All of the records below need to be copied exactly.

== Record extracts ==
◆ ◆ ◆ ◆ ◆

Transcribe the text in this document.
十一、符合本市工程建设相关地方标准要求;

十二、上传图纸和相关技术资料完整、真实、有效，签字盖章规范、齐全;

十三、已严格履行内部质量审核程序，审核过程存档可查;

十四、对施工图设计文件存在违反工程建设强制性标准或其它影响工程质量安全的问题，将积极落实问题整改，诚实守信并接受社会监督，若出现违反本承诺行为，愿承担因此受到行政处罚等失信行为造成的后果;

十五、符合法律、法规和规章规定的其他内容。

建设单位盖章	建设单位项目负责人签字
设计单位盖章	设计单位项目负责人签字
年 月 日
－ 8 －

◆ ◆ ◆ ◆ ◆

== Completed task ==
Transcribe the text in this document.
十一、符合本市工程建设相关地方标准要求;

十二、上传图纸和相关技术资料完整、真实、有效，签字盖章规范、齐全;

十三、已严格履行内部质量审核程序，审核过程存档可查;

十四、对施工图设计文件存在违反工程建设强制性标准或其它影响工程质量安全的问题，将积极落实问题整改，诚实守信并接受社会监督，若出现违反本承诺行为，愿承担因此受到行政处罚等失信行为造成的后果;

十五、符合法律、法规和规章规定的其他内容。

建设单位盖章	建设单位项目负责人签字
设计单位盖章	设计单位项目负责人签字
年 月 日
－ 8 －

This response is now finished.